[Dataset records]
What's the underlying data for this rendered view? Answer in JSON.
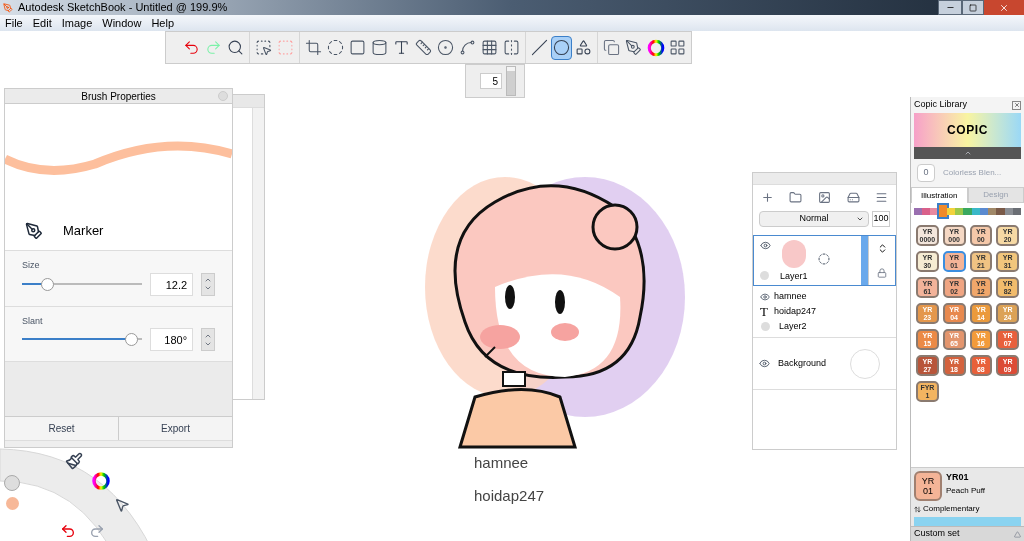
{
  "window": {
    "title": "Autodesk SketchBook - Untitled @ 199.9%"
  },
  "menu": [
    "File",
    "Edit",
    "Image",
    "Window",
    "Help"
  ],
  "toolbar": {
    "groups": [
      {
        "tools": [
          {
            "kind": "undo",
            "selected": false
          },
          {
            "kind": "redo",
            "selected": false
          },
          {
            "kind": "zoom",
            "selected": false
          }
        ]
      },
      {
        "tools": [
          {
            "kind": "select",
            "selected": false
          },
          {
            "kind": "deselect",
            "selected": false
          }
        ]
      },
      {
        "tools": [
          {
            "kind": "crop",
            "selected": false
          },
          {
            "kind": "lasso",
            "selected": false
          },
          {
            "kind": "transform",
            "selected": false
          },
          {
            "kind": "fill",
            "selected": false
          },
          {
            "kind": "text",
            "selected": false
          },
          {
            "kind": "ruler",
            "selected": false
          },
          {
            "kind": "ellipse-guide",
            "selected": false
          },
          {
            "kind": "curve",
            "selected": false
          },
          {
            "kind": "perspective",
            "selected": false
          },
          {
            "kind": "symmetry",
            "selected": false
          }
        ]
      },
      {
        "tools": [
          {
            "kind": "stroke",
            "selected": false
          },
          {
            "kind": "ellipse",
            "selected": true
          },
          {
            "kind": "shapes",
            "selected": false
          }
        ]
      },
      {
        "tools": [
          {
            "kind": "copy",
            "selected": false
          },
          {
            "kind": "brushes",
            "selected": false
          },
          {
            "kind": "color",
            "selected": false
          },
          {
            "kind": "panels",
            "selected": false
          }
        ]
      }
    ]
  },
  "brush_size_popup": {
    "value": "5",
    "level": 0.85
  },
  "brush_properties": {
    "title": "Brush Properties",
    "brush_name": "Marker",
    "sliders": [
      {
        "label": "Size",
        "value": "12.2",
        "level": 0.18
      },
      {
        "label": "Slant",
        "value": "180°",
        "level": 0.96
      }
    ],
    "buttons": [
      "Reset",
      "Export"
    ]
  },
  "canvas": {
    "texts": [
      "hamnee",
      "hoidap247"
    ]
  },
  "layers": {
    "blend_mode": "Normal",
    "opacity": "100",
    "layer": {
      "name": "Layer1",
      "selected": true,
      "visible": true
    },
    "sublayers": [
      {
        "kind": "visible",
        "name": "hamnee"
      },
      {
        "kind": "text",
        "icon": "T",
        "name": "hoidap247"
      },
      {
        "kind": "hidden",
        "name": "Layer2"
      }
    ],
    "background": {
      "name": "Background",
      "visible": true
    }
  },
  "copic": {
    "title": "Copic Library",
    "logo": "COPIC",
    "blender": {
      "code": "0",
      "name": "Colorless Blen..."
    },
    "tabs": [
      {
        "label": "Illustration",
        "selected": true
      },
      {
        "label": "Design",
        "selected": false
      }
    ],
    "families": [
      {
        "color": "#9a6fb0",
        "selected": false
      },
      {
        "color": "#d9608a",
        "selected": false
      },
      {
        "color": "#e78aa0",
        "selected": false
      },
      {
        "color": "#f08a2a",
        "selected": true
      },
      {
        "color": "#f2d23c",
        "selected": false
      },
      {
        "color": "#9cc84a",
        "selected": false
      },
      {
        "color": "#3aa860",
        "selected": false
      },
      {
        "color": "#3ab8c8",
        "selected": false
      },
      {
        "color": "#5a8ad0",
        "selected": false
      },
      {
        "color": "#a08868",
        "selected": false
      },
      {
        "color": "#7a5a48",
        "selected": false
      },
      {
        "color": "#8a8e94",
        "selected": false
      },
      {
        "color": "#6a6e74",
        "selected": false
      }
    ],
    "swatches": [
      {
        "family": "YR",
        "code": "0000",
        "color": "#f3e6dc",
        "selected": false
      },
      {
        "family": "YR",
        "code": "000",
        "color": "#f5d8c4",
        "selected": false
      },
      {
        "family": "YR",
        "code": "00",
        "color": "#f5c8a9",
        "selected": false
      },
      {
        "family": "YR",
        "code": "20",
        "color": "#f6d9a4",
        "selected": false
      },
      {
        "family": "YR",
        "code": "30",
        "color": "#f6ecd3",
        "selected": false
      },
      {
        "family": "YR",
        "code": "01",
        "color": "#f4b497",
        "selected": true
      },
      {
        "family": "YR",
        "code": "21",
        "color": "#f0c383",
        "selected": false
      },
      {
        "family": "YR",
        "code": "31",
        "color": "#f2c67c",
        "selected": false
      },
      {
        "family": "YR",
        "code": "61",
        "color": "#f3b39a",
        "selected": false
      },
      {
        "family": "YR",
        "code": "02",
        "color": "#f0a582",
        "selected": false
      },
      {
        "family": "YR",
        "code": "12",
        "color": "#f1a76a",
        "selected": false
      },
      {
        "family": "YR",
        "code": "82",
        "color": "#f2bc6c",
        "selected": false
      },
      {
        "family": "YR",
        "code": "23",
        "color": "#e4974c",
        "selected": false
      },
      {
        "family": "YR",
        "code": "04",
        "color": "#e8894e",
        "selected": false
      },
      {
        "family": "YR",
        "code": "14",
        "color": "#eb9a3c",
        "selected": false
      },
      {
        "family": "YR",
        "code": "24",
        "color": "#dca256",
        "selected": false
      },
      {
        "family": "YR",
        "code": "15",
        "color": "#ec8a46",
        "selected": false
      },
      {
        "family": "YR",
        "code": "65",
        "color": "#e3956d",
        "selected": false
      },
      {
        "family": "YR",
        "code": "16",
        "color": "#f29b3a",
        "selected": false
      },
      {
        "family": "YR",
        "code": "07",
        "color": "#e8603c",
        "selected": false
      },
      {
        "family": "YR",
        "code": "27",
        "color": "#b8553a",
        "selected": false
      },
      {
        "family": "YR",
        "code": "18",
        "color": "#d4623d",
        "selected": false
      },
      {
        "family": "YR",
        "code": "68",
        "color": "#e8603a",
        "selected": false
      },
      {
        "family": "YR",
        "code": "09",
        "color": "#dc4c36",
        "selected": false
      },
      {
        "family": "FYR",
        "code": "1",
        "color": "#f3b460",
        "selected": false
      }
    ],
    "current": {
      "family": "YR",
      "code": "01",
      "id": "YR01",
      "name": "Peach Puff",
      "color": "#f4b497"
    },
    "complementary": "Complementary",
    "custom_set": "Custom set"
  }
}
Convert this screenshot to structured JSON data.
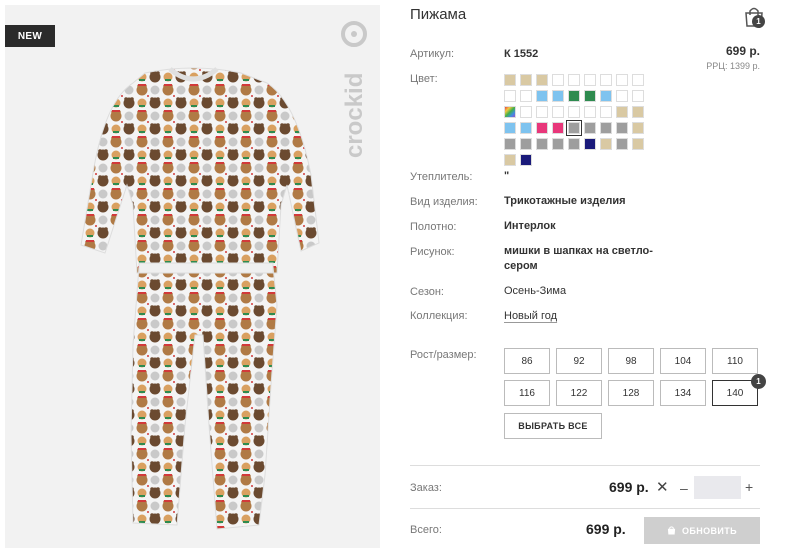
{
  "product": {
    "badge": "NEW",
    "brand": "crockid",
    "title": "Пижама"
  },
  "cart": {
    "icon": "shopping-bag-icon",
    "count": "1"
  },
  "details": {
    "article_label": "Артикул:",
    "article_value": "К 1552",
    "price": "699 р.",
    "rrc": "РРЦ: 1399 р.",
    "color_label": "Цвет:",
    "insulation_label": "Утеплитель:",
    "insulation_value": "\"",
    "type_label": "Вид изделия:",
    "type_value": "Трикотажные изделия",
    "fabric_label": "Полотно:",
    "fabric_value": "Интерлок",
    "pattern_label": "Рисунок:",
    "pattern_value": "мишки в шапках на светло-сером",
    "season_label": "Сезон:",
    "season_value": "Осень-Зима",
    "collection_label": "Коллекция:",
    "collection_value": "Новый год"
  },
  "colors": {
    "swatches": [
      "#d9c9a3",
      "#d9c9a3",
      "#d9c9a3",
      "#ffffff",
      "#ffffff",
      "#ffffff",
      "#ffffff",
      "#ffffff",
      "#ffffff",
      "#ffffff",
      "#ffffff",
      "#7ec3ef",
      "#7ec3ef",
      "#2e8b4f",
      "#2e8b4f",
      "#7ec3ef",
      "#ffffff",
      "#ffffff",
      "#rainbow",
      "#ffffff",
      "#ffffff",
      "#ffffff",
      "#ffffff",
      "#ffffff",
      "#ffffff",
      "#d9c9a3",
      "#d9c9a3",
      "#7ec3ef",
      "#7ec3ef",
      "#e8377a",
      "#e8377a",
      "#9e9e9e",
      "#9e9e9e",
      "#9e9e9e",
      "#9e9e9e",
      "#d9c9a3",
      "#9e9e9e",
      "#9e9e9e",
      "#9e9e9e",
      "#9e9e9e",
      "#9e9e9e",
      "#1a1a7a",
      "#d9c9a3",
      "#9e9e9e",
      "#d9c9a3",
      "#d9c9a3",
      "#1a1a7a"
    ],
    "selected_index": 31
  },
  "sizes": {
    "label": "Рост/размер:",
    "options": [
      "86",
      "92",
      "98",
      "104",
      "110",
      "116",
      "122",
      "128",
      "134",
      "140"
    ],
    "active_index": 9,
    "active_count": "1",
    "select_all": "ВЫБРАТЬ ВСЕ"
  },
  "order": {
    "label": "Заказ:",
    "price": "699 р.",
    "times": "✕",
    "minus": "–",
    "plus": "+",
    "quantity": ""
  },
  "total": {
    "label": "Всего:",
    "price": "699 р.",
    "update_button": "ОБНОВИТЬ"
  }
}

** WORK REQUIRED **
From the data, pick out every line that includes "this".

** EXERCISE RESPONSE **
What's the underlying data for this rendered view? Answer in JSON.
Convert this screenshot to structured JSON data.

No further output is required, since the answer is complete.